--- START Records shown ---
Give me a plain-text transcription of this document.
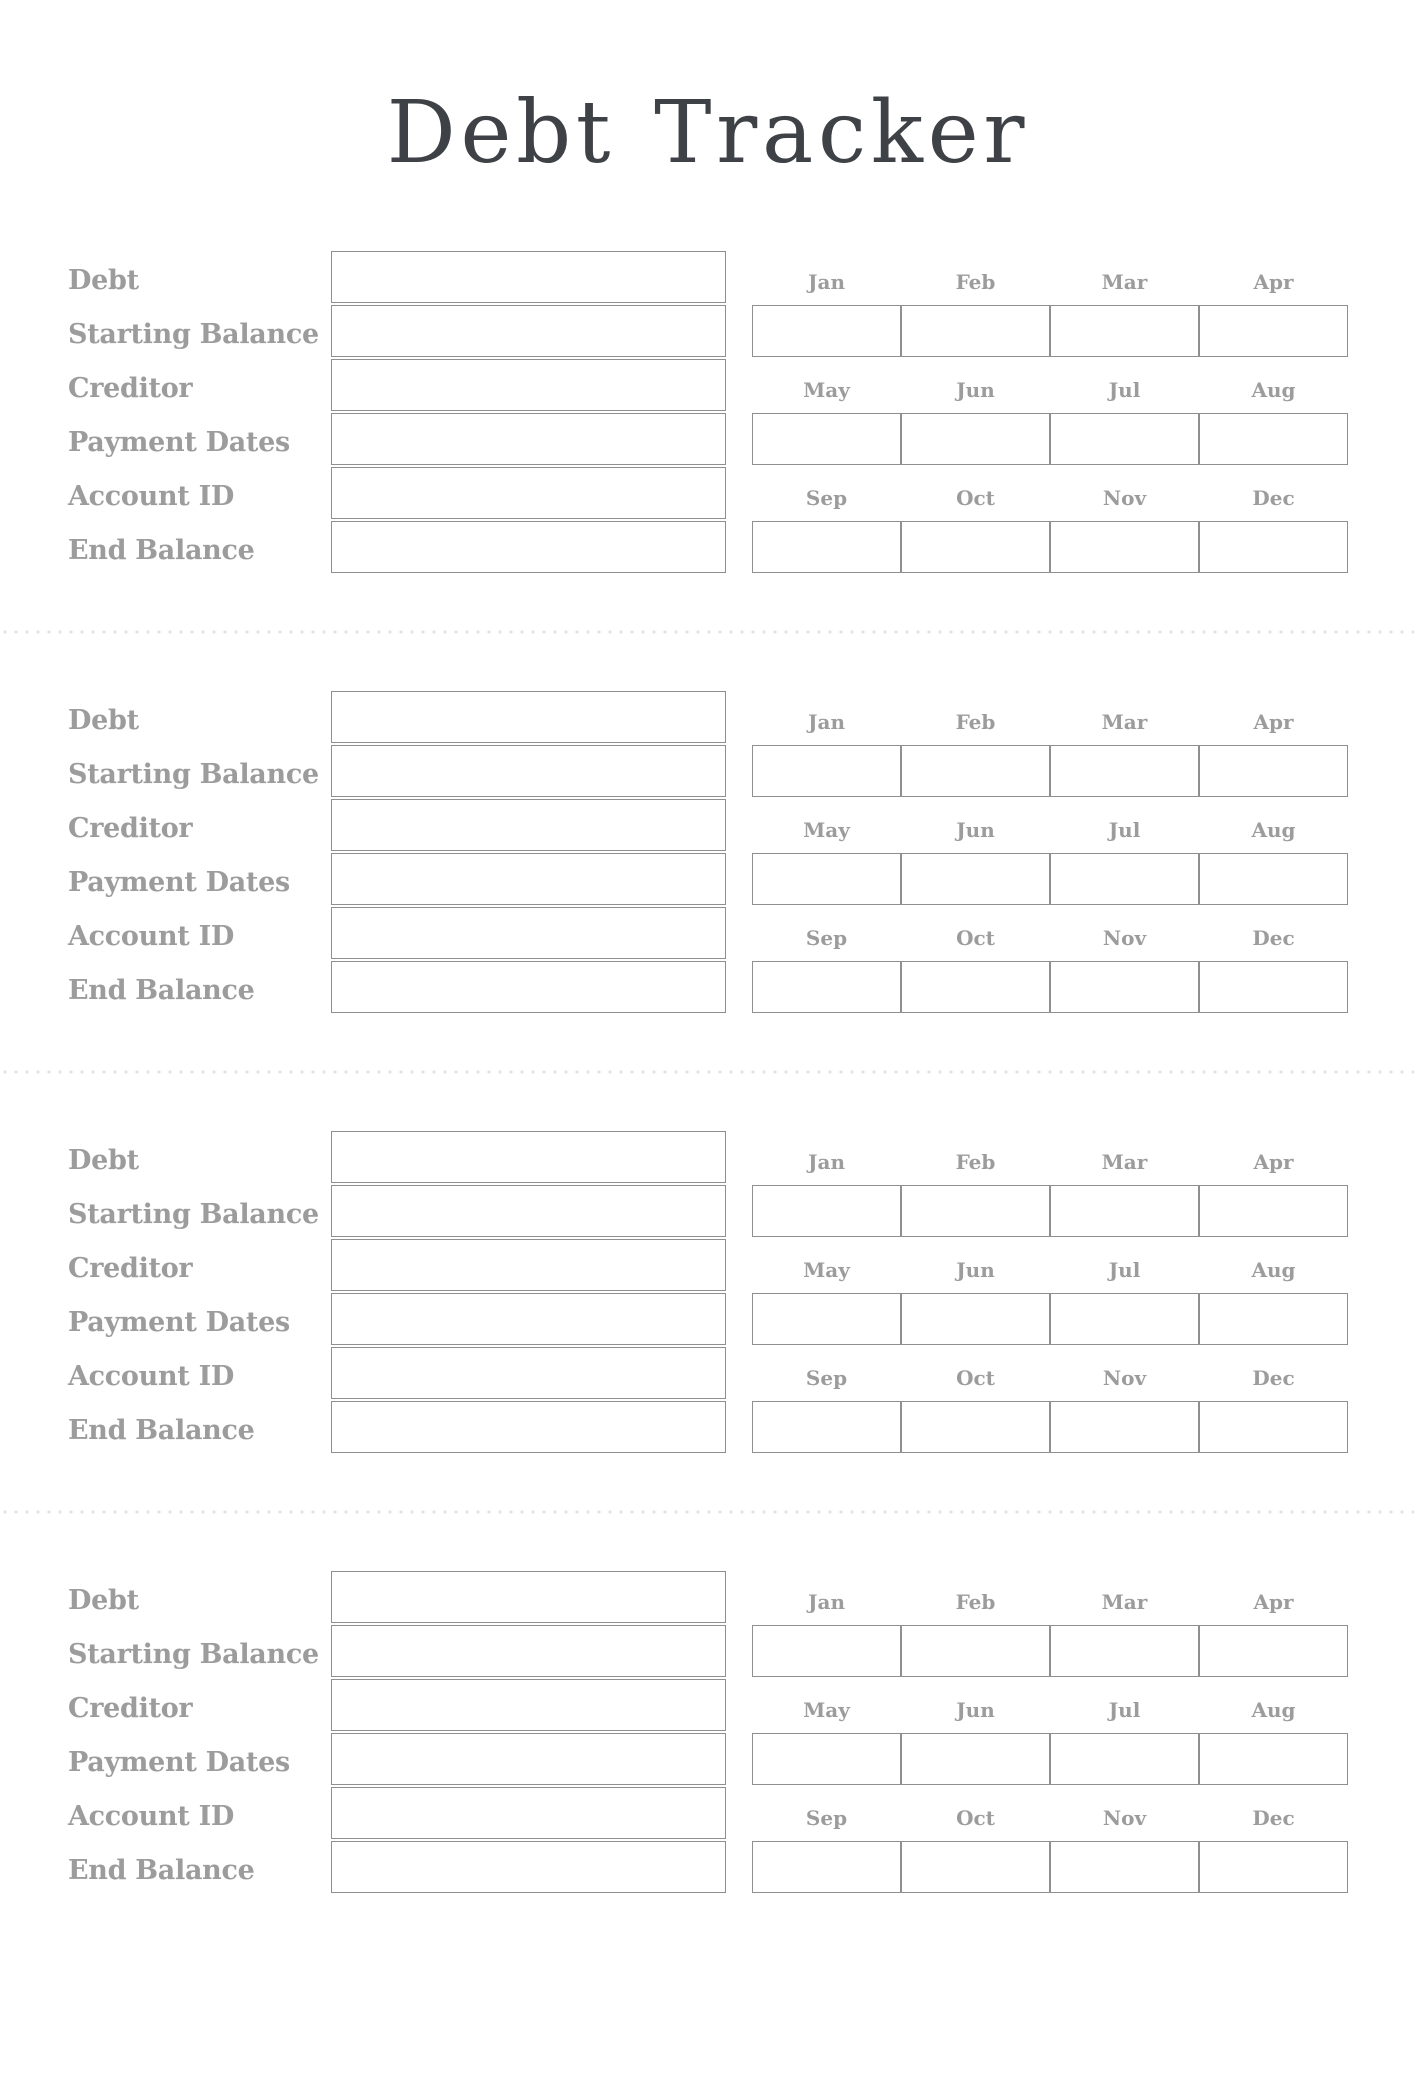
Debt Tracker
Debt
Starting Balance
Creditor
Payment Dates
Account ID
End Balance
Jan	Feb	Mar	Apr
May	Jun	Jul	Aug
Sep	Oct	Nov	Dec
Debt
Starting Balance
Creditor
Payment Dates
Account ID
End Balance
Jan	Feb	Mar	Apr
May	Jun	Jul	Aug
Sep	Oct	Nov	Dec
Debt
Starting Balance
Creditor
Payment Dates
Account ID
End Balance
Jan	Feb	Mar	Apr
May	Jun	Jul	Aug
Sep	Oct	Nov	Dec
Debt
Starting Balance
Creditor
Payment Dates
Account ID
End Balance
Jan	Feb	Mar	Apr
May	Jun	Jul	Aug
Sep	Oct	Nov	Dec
--- END Records shown ---
(The problem)
Leave the pictures out and print the records above exactly as they stand.

(Completed task)
Give me a plain-text transcription of this document.
Debt Tracker
Debt
Starting Balance
Creditor
Payment Dates
Account ID
End Balance
Jan	Feb	Mar	Apr
May	Jun	Jul	Aug
Sep	Oct	Nov	Dec
Debt
Starting Balance
Creditor
Payment Dates
Account ID
End Balance
Jan	Feb	Mar	Apr
May	Jun	Jul	Aug
Sep	Oct	Nov	Dec
Debt
Starting Balance
Creditor
Payment Dates
Account ID
End Balance
Jan	Feb	Mar	Apr
May	Jun	Jul	Aug
Sep	Oct	Nov	Dec
Debt
Starting Balance
Creditor
Payment Dates
Account ID
End Balance
Jan	Feb	Mar	Apr
May	Jun	Jul	Aug
Sep	Oct	Nov	Dec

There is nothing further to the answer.